WHAT THE TASK REQUIRES: From the listing, collect all lines containing the word "ylabel".

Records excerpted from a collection
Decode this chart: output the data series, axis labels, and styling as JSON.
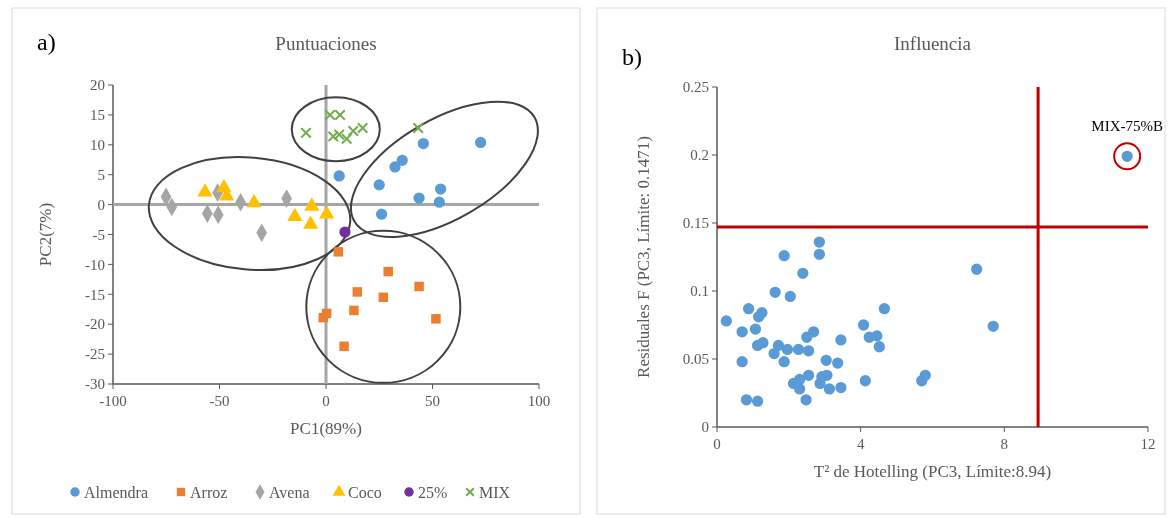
{
  "chart_data": [
    {
      "type": "scatter",
      "title": "Puntuaciones",
      "xlabel": "PC1(89%)",
      "ylabel": "PC2(7%)",
      "annotations": [
        "a)"
      ],
      "xlim": [
        -100,
        100
      ],
      "xticks": [
        -100,
        -50,
        0,
        50,
        100
      ],
      "ylim": [
        -30,
        20
      ],
      "yticks": [
        -30,
        -25,
        -20,
        -15,
        -10,
        -5,
        0,
        5,
        10,
        15,
        20
      ],
      "grid": false,
      "legend": "bottom",
      "ref_lines": [
        {
          "axis": "x",
          "value": 0,
          "color": "#a6a6a6"
        },
        {
          "axis": "y",
          "value": 0,
          "color": "#a6a6a6"
        }
      ],
      "series": [
        {
          "name": "Almendra",
          "color": "#5b9bd5",
          "marker": "circle",
          "x": [
            6.2,
            45.7,
            72.6,
            35.8,
            32.4,
            25.0,
            53.8,
            43.7,
            53.2,
            26.1
          ],
          "values": [
            4.8,
            10.2,
            10.4,
            7.4,
            6.3,
            3.3,
            2.6,
            1.1,
            0.4,
            -1.6
          ]
        },
        {
          "name": "Arroz",
          "color": "#ed7d31",
          "marker": "square",
          "x": [
            5.8,
            29.2,
            14.7,
            43.7,
            26.9,
            13.1,
            0.3,
            -1.3,
            51.6,
            8.5
          ],
          "values": [
            -7.9,
            -11.2,
            -14.6,
            -13.7,
            -15.5,
            -17.7,
            -18.2,
            -18.9,
            -19.1,
            -23.7
          ]
        },
        {
          "name": "Avena",
          "color": "#a5a5a5",
          "marker": "diamond",
          "x": [
            -75.1,
            -72.4,
            -55.7,
            -50.6,
            -50.9,
            -40.1,
            -18.5,
            -30.2
          ],
          "values": [
            1.3,
            -0.4,
            -1.5,
            -1.7,
            2.0,
            0.4,
            1.0,
            -4.7
          ]
        },
        {
          "name": "Coco",
          "color": "#ffc000",
          "marker": "triangle",
          "x": [
            -56.8,
            -47.9,
            -46.6,
            -33.8,
            -14.6,
            -6.7,
            -7.2,
            0.3
          ],
          "values": [
            2.1,
            2.8,
            1.4,
            0.3,
            -2.0,
            -0.3,
            -3.3,
            -1.6
          ]
        },
        {
          "name": "25%",
          "color": "#7030a0",
          "marker": "circle",
          "x": [
            8.9
          ],
          "values": [
            -4.6
          ]
        },
        {
          "name": "MIX",
          "color": "#70ad47",
          "marker": "cross",
          "x": [
            -9.4,
            1.9,
            6.6,
            3.4,
            6.2,
            9.7,
            12.8,
            17.2,
            43.3
          ],
          "values": [
            12.0,
            15.0,
            15.0,
            11.4,
            11.7,
            11.0,
            12.3,
            12.8,
            12.8
          ]
        }
      ]
    },
    {
      "type": "scatter",
      "title": "Influencia",
      "xlabel": "T² de Hotelling (PC3, Límite:8.94)",
      "ylabel": "Residuales F (PC3, Límite: 0.1471)",
      "xlim": [
        0,
        12
      ],
      "xticks": [
        0,
        4,
        8,
        12
      ],
      "ylim": [
        0,
        0.25
      ],
      "yticks": [
        0,
        0.05,
        0.1,
        0.15,
        0.2,
        0.25
      ],
      "grid": false,
      "annotations": [
        "b)",
        {
          "text": "MIX-75%B",
          "x": 11.42,
          "y": 0.199
        }
      ],
      "ref_lines": [
        {
          "axis": "x",
          "value": 8.94,
          "color": "#c00000"
        },
        {
          "axis": "y",
          "value": 0.1471,
          "color": "#c00000"
        }
      ],
      "series": [
        {
          "color": "#5b9bd5",
          "marker": "circle",
          "x": [
            0.26,
            0.7,
            0.7,
            0.82,
            0.88,
            1.07,
            1.13,
            1.16,
            1.25,
            1.13,
            1.28,
            1.62,
            1.59,
            1.71,
            1.87,
            1.87,
            1.96,
            2.04,
            2.39,
            2.13,
            2.3,
            2.3,
            2.27,
            2.55,
            2.48,
            2.5,
            2.69,
            2.55,
            2.85,
            2.85,
            2.87,
            2.92,
            3.06,
            3.04,
            3.13,
            3.36,
            3.45,
            3.45,
            4.08,
            4.13,
            4.24,
            4.45,
            4.52,
            4.66,
            5.7,
            5.8,
            7.23,
            7.69,
            11.42
          ],
          "values": [
            0.078,
            0.07,
            0.048,
            0.02,
            0.087,
            0.072,
            0.019,
            0.081,
            0.084,
            0.06,
            0.062,
            0.099,
            0.054,
            0.06,
            0.048,
            0.126,
            0.057,
            0.096,
            0.113,
            0.032,
            0.035,
            0.028,
            0.057,
            0.056,
            0.02,
            0.066,
            0.07,
            0.038,
            0.136,
            0.127,
            0.032,
            0.037,
            0.038,
            0.049,
            0.028,
            0.047,
            0.064,
            0.029,
            0.075,
            0.034,
            0.066,
            0.067,
            0.059,
            0.087,
            0.034,
            0.038,
            0.116,
            0.074,
            0.199
          ]
        }
      ]
    }
  ]
}
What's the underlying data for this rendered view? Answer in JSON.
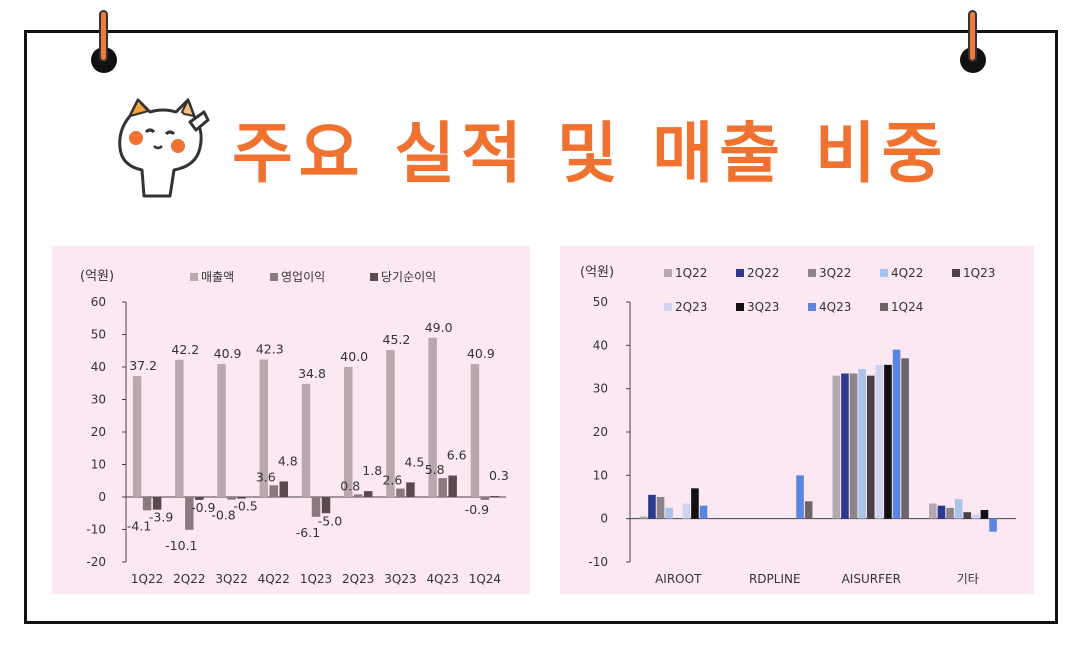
{
  "header": {
    "title": "주요 실적 및 매출 비중"
  },
  "colors": {
    "title": "#f07230",
    "panel_bg": "#fbe8f3",
    "frame": "#111111",
    "pin_accent": "#f07a3a"
  },
  "icons": {
    "mascot": "cat-saluting-icon",
    "pins": "binder-pin-icon"
  },
  "chart_data": [
    {
      "type": "bar",
      "unit_label": "(억원)",
      "categories": [
        "1Q22",
        "2Q22",
        "3Q22",
        "4Q22",
        "1Q23",
        "2Q23",
        "3Q23",
        "4Q23",
        "1Q24"
      ],
      "ylim": [
        -20,
        60
      ],
      "yticks": [
        60,
        50,
        40,
        30,
        20,
        10,
        0,
        -10,
        -20
      ],
      "legend_position": "top",
      "series": [
        {
          "name": "매출액",
          "color": "#b9a7ad",
          "values": [
            37.2,
            42.2,
            40.9,
            42.3,
            34.8,
            40.0,
            45.2,
            49.0,
            40.9
          ],
          "labels": [
            "37.2",
            "42.2",
            "40.9",
            "42.3",
            "34.8",
            "40.0",
            "45.2",
            "49.0",
            "40.9"
          ]
        },
        {
          "name": "영업이익",
          "color": "#8a7a80",
          "values": [
            -4.1,
            -10.1,
            -0.8,
            3.6,
            -6.1,
            0.8,
            2.6,
            5.8,
            -0.9
          ],
          "labels": [
            "-4.1",
            "-10.1",
            "-0.8",
            "3.6",
            "-6.1",
            "0.8",
            "2.6",
            "5.8",
            "-0.9"
          ]
        },
        {
          "name": "당기순이익",
          "color": "#5a4a50",
          "values": [
            -3.9,
            -0.9,
            -0.5,
            4.8,
            -5.0,
            1.8,
            4.5,
            6.6,
            0.3
          ],
          "labels": [
            "-3.9",
            "-0.9",
            "-0.5",
            "4.8",
            "-5.0",
            "1.8",
            "4.5",
            "6.6",
            "0.3"
          ]
        }
      ]
    },
    {
      "type": "bar",
      "unit_label": "(억원)",
      "categories": [
        "AIROOT",
        "RDPLINE",
        "AISURFER",
        "기타"
      ],
      "ylim": [
        -10,
        50
      ],
      "yticks": [
        50,
        40,
        30,
        20,
        10,
        0,
        -10
      ],
      "legend_position": "top",
      "series": [
        {
          "name": "1Q22",
          "color": "#b3a9ae",
          "values": [
            0.5,
            0,
            33.0,
            3.5
          ]
        },
        {
          "name": "2Q22",
          "color": "#2b3a8f",
          "values": [
            5.5,
            0,
            33.5,
            3.0
          ]
        },
        {
          "name": "3Q22",
          "color": "#8c8488",
          "values": [
            5.0,
            0,
            33.5,
            2.5
          ]
        },
        {
          "name": "4Q22",
          "color": "#a9c4ea",
          "values": [
            2.5,
            0,
            34.5,
            4.5
          ]
        },
        {
          "name": "1Q23",
          "color": "#4a4045",
          "values": [
            0,
            0,
            33.0,
            1.5
          ]
        },
        {
          "name": "2Q23",
          "color": "#cfd2f0",
          "values": [
            3.5,
            0,
            35.5,
            1.0
          ]
        },
        {
          "name": "3Q23",
          "color": "#111111",
          "values": [
            7.0,
            0,
            35.5,
            2.0
          ]
        },
        {
          "name": "4Q23",
          "color": "#5b86e0",
          "values": [
            3.0,
            10.0,
            39.0,
            -3.0
          ]
        },
        {
          "name": "1Q24",
          "color": "#6e6468",
          "values": [
            0,
            4.0,
            37.0,
            0
          ]
        }
      ]
    }
  ]
}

WRITTEN RESPONSE:
      "ylabel": "PC2(7%)",
      "ylabel": "Residuales F (PC3, Límite: 0.1471)",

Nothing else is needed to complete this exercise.